§ Exercise requirements: Without including any images, repeat the data exactly.

· · · ·

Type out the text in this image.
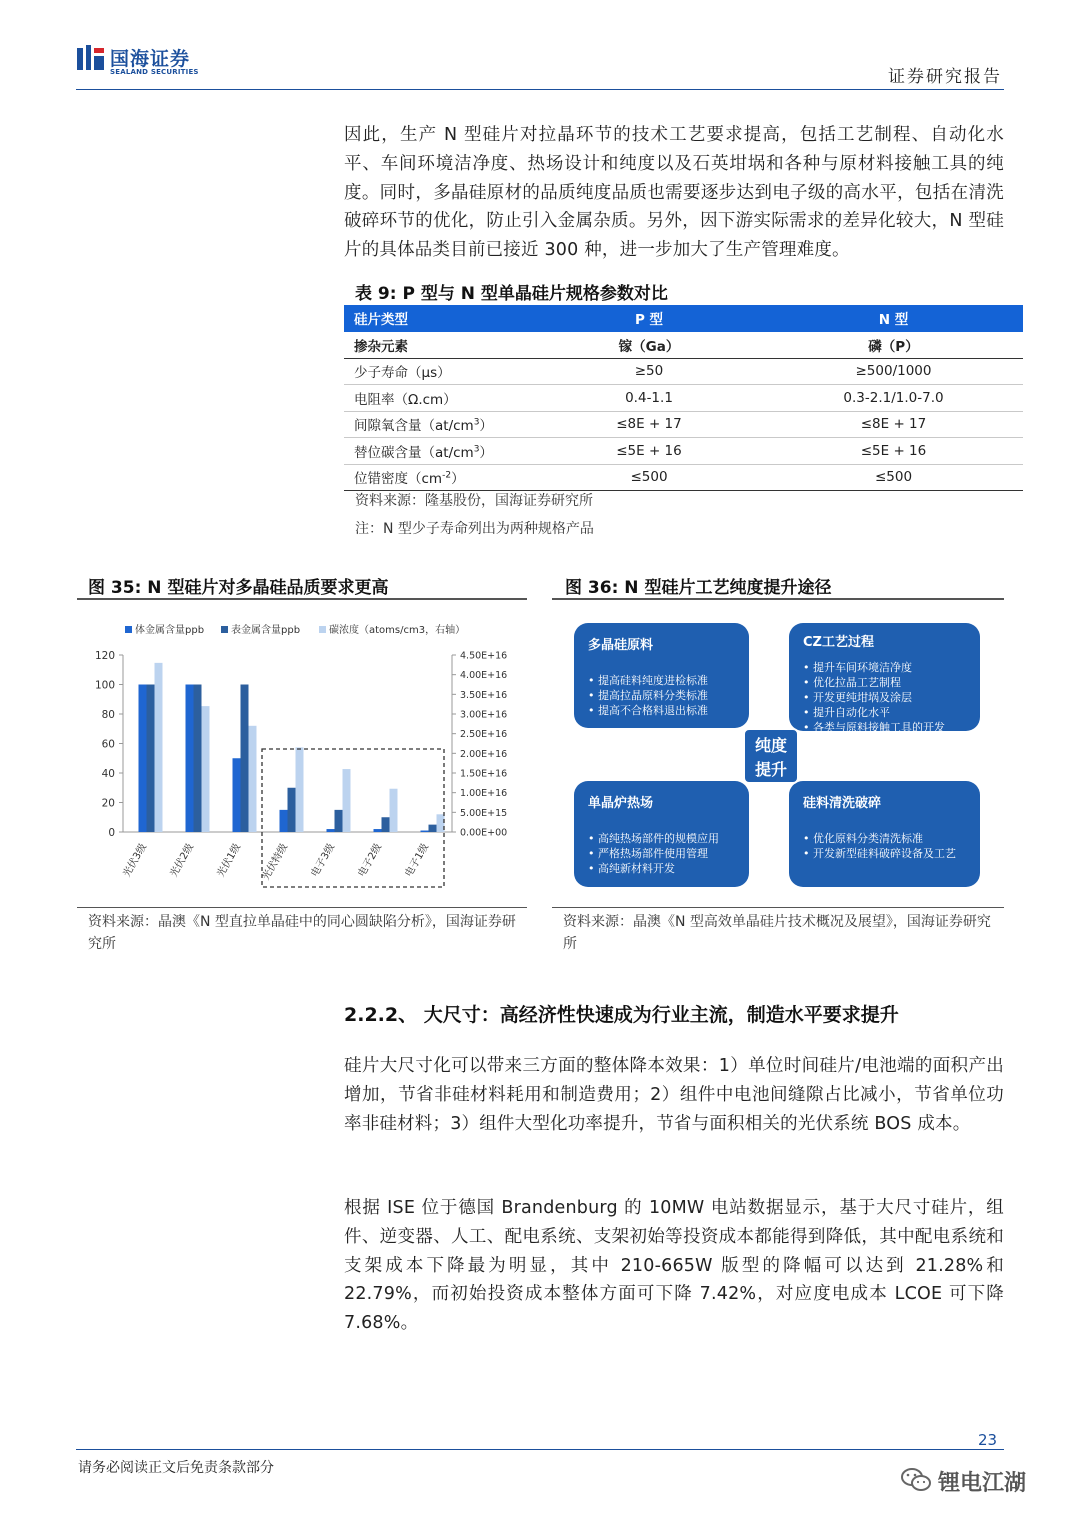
国海证券
SEALAND SECURITIES	证券研究报告
因此，生产 N 型硅片对拉晶环节的技术工艺要求提高，包括工艺制程、自动化水平、车间环境洁净度、热场设计和纯度以及石英坩埚和各种与原材料接触工具的纯度。同时，多晶硅原材的品质纯度品质也需要逐步达到电子级的高水平，包括在清洗破碎环节的优化，防止引入金属杂质。另外，因下游实际需求的差异化较大，N 型硅片的具体品类目前已接近 300 种，进一步加大了生产管理难度。
表 9: P 型与 N 型单晶硅片规格参数对比
硅片类型	P 型	N 型
掺杂元素	镓（Ga）	磷（P）
少子寿命（μs）	≥50	≥500/1000
电阻率（Ω.cm）	0.4-1.1	0.3-2.1/1.0-7.0
间隙氧含量$(at/cm^3)$	≤8E + 17	≤8E + 17
替位碳含量$(at/cm^3)$	≤5E + 16	≤5E + 16
位错密度$(cm^{-2})$	≤500	≤500
资料来源：隆基股份，国海证券研究所
注：N 型少子寿命列出为两种规格产品
图 35: N 型硅片对多晶硅品质要求更高
体金属含量ppb	表金属含量ppb	碳浓度（atoms/cm3，右轴）
0
20
40
60
80
100
120
0.00E+00
5.00E+15
1.00E+16
1.50E+16
2.00E+16
2.50E+16
3.00E+16
3.50E+16
4.00E+16
4.50E+16
光伏3级 光伏2级 光伏1级 光伏特级 电子3级 电子2级 电子1级
资料来源：晶澳《N 型直拉单晶硅中的同心圆缺陷分析》，国海证券研究所
图 36: N 型硅片工艺纯度提升途径
多晶硅原料
• 提高硅料纯度进检标准
• 提高拉晶原料分类标准
• 提高不合格料退出标准
CZ工艺过程
• 提升车间环境洁净度
• 优化拉晶工艺制程
• 开发更纯坩埚及涂层
• 提升自动化水平
• 各类与原料接触工具的开发
单晶炉热场
• 高纯热场部件的规模应用
• 严格热场部件使用管理
• 高纯新材料开发
硅料清洗破碎
• 优化原料分类清洗标准
• 开发新型硅料破碎设备及工艺
纯度
提升
资料来源：晶澳《N 型高效单晶硅片技术概况及展望》，国海证券研究所
2.2.2、 大尺寸：高经济性快速成为行业主流，制造水平要求提升
硅片大尺寸化可以带来三方面的整体降本效果：1）单位时间硅片/电池端的面积产出增加，节省非硅材料耗用和制造费用；2）组件中电池间缝隙占比减小，节省单位功率非硅材料；3）组件大型化功率提升，节省与面积相关的光伏系统 BOS 成本。
根据 ISE 位于德国 Brandenburg 的 10MW 电站数据显示，基于大尺寸硅片，组件、逆变器、人工、配电系统、支架初始等投资成本都能得到降低，其中配电系统和支架成本下降最为明显，其中 210-665W 版型的降幅可以达到 21.28%和 22.79%，而初始投资成本整体方面可下降 7.42%，对应度电成本 LCOE 可下降 7.68%。
23
请务必阅读正文后免责条款部分
锂电江湖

· · · ·

§ Written response:
Type out the text in this image.
国海证券
SEALAND SECURITIES	证券研究报告
因此，生产 N 型硅片对拉晶环节的技术工艺要求提高，包括工艺制程、自动化水平、车间环境洁净度、热场设计和纯度以及石英坩埚和各种与原材料接触工具的纯度。同时，多晶硅原材的品质纯度品质也需要逐步达到电子级的高水平，包括在清洗破碎环节的优化，防止引入金属杂质。另外，因下游实际需求的差异化较大，N 型硅片的具体品类目前已接近 300 种，进一步加大了生产管理难度。
表 9: P 型与 N 型单晶硅片规格参数对比
硅片类型	P 型	N 型
掺杂元素	镓（Ga）	磷（P）
少子寿命（μs）	≥50	≥500/1000
电阻率（Ω.cm）	0.4-1.1	0.3-2.1/1.0-7.0
间隙氧含量$(at/cm^3)$	≤8E + 17	≤8E + 17
替位碳含量$(at/cm^3)$	≤5E + 16	≤5E + 16
位错密度$(cm^{-2})$	≤500	≤500
资料来源：隆基股份，国海证券研究所
注：N 型少子寿命列出为两种规格产品
图 35: N 型硅片对多晶硅品质要求更高
体金属含量ppb	表金属含量ppb	碳浓度（atoms/cm3，右轴）
0
20
40
60
80
100
120
0.00E+00
5.00E+15
1.00E+16
1.50E+16
2.00E+16
2.50E+16
3.00E+16
3.50E+16
4.00E+16
4.50E+16
光伏3级 光伏2级 光伏1级 光伏特级 电子3级 电子2级 电子1级
资料来源：晶澳《N 型直拉单晶硅中的同心圆缺陷分析》，国海证券研究所
图 36: N 型硅片工艺纯度提升途径
多晶硅原料
• 提高硅料纯度进检标准
• 提高拉晶原料分类标准
• 提高不合格料退出标准
CZ工艺过程
• 提升车间环境洁净度
• 优化拉晶工艺制程
• 开发更纯坩埚及涂层
• 提升自动化水平
• 各类与原料接触工具的开发
单晶炉热场
• 高纯热场部件的规模应用
• 严格热场部件使用管理
• 高纯新材料开发
硅料清洗破碎
• 优化原料分类清洗标准
• 开发新型硅料破碎设备及工艺
纯度
提升
资料来源：晶澳《N 型高效单晶硅片技术概况及展望》，国海证券研究所
2.2.2、 大尺寸：高经济性快速成为行业主流，制造水平要求提升
硅片大尺寸化可以带来三方面的整体降本效果：1）单位时间硅片/电池端的面积产出增加，节省非硅材料耗用和制造费用；2）组件中电池间缝隙占比减小，节省单位功率非硅材料；3）组件大型化功率提升，节省与面积相关的光伏系统 BOS 成本。
根据 ISE 位于德国 Brandenburg 的 10MW 电站数据显示，基于大尺寸硅片，组件、逆变器、人工、配电系统、支架初始等投资成本都能得到降低，其中配电系统和支架成本下降最为明显，其中 210-665W 版型的降幅可以达到 21.28%和 22.79%，而初始投资成本整体方面可下降 7.42%，对应度电成本 LCOE 可下降 7.68%。
23
请务必阅读正文后免责条款部分
锂电江湖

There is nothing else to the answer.